[Start MATERIAL TO PROCESS]
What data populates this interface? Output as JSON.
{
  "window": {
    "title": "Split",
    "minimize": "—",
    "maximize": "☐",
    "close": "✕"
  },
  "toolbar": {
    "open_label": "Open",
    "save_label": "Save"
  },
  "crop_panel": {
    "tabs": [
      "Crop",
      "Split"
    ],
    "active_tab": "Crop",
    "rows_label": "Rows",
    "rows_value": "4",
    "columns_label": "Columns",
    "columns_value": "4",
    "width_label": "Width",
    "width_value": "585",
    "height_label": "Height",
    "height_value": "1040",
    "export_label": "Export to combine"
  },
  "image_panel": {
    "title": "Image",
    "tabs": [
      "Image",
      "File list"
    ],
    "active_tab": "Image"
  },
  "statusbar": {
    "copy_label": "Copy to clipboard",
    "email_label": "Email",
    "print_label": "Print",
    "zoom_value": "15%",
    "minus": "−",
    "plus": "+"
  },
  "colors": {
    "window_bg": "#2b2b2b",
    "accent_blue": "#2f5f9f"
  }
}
[End MATERIAL TO PROCESS]
| SET PROBLEM |
Reproduce all of the records exactly.

| OUTPUT BELOW |
What data populates this interface? Output as JSON.
{
  "window": {
    "title": "Split",
    "minimize": "—",
    "maximize": "☐",
    "close": "✕"
  },
  "toolbar": {
    "open_label": "Open",
    "save_label": "Save"
  },
  "crop_panel": {
    "tabs": [
      "Crop",
      "Split"
    ],
    "active_tab": "Crop",
    "rows_label": "Rows",
    "rows_value": "4",
    "columns_label": "Columns",
    "columns_value": "4",
    "width_label": "Width",
    "width_value": "585",
    "height_label": "Height",
    "height_value": "1040",
    "export_label": "Export to combine"
  },
  "image_panel": {
    "title": "Image",
    "tabs": [
      "Image",
      "File list"
    ],
    "active_tab": "Image"
  },
  "statusbar": {
    "copy_label": "Copy to clipboard",
    "email_label": "Email",
    "print_label": "Print",
    "zoom_value": "15%",
    "minus": "−",
    "plus": "+"
  },
  "colors": {
    "window_bg": "#2b2b2b",
    "accent_blue": "#2f5f9f"
  }
}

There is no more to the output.